#### Short exercise:
Please set out every line of the entries below as a numbered list, skipping blank lines and leaving the pictures out.

• • •

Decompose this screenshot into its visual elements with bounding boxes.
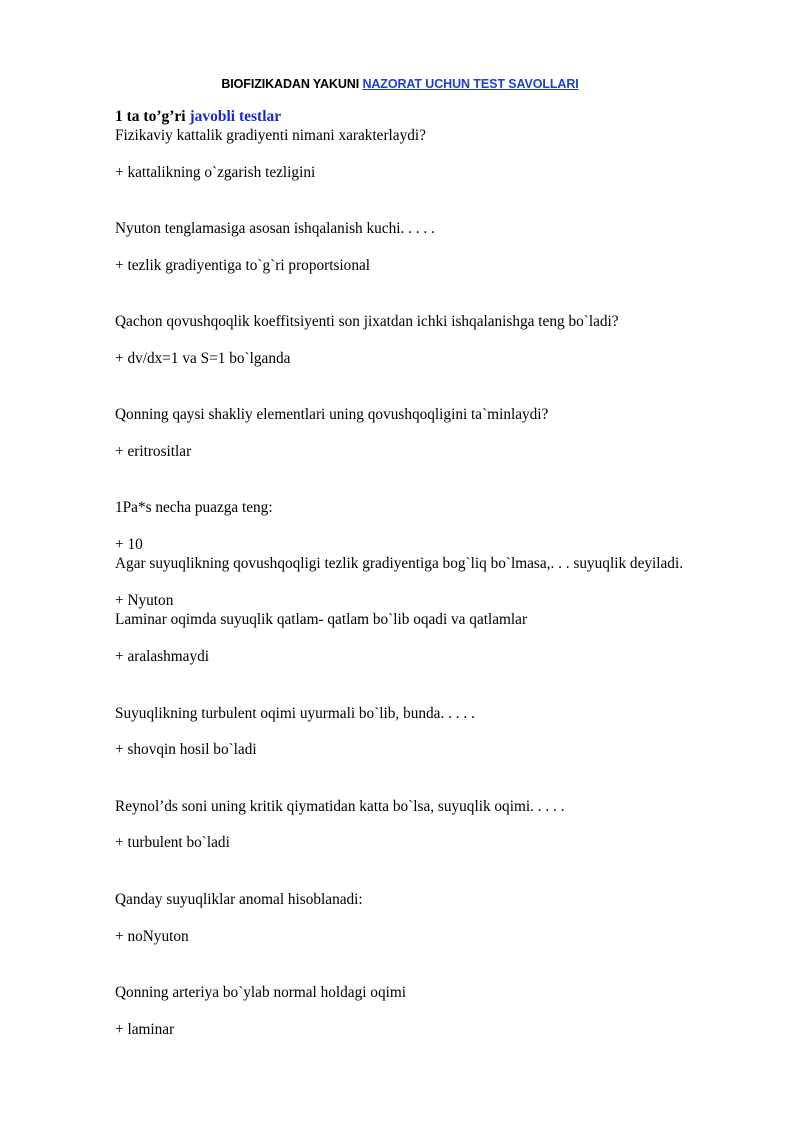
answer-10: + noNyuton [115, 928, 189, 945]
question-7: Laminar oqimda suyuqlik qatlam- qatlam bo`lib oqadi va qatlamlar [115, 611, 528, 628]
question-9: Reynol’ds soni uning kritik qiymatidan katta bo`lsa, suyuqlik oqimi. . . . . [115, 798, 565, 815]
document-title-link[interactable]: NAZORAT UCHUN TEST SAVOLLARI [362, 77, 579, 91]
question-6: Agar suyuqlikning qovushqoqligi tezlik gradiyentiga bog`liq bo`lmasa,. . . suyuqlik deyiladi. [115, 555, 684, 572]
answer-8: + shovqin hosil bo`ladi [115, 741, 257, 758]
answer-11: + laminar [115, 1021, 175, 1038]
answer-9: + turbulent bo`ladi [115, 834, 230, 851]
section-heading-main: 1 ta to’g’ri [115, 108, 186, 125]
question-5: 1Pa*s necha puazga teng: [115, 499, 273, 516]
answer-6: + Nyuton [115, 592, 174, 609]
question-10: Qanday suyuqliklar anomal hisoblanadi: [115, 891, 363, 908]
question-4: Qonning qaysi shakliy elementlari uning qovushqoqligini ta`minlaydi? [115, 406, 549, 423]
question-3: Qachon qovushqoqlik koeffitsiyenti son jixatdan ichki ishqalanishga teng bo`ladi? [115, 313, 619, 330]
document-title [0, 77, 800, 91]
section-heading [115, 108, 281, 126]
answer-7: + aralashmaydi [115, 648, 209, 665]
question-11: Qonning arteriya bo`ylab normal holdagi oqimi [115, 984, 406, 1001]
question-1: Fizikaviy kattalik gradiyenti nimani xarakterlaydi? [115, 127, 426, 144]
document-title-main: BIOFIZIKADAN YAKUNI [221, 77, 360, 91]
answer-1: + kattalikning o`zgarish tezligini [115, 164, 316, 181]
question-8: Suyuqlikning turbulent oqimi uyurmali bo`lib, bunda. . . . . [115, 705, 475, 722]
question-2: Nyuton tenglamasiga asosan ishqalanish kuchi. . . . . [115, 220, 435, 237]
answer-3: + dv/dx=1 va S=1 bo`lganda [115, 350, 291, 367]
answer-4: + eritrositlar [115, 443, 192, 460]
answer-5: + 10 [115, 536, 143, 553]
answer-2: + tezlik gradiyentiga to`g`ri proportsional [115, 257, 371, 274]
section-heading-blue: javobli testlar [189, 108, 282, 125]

• • •

#### Response:
1. Decompose this screenshot into its visual elements with bounding boxes.
2. answer-10: + noNyuton [115, 928, 189, 945]
3. question-7: Laminar oqimda suyuqlik qatlam- qatlam bo`lib oqadi va qatlamlar [115, 611, 528, 628]
4. question-9: Reynol’ds soni uning kritik qiymatidan katta bo`lsa, suyuqlik oqimi. . . . . [115, 798, 565, 815]
5. document-title-link[interactable]: NAZORAT UCHUN TEST SAVOLLARI [362, 77, 579, 91]
6. question-6: Agar suyuqlikning qovushqoqligi tezlik gradiyentiga bog`liq bo`lmasa,. . . suyuqlik deyiladi. [115, 555, 684, 572]
7. answer-8: + shovqin hosil bo`ladi [115, 741, 257, 758]
8. answer-11: + laminar [115, 1021, 175, 1038]
9. answer-9: + turbulent bo`ladi [115, 834, 230, 851]
10. section-heading-main: 1 ta to’g’ri [115, 108, 186, 125]
11. question-5: 1Pa*s necha puazga teng: [115, 499, 273, 516]
12. answer-6: + Nyuton [115, 592, 174, 609]
13. question-10: Qanday suyuqliklar anomal hisoblanadi: [115, 891, 363, 908]
14. question-4: Qonning qaysi shakliy elementlari uning qovushqoqligini ta`minlaydi? [115, 406, 549, 423]
15. question-3: Qachon qovushqoqlik koeffitsiyenti son jixatdan ichki ishqalanishga teng bo`ladi? [115, 313, 619, 330]
16. document-title [0, 77, 800, 91]
17. section-heading [115, 108, 281, 126]
18. answer-7: + aralashmaydi [115, 648, 209, 665]
19. question-11: Qonning arteriya bo`ylab normal holdagi oqimi [115, 984, 406, 1001]
20. question-1: Fizikaviy kattalik gradiyenti nimani xarakterlaydi? [115, 127, 426, 144]
21. document-title-main: BIOFIZIKADAN YAKUNI [221, 77, 360, 91]
22. answer-1: + kattalikning o`zgarish tezligini [115, 164, 316, 181]
23. question-8: Suyuqlikning turbulent oqimi uyurmali bo`lib, bunda. . . . . [115, 705, 475, 722]
24. question-2: Nyuton tenglamasiga asosan ishqalanish kuchi. . . . . [115, 220, 435, 237]
25. answer-3: + dv/dx=1 va S=1 bo`lganda [115, 350, 291, 367]
26. answer-4: + eritrositlar [115, 443, 192, 460]
27. answer-5: + 10 [115, 536, 143, 553]
28. answer-2: + tezlik gradiyentiga to`g`ri proportsional [115, 257, 371, 274]
29. section-heading-blue: javobli testlar [189, 108, 282, 125]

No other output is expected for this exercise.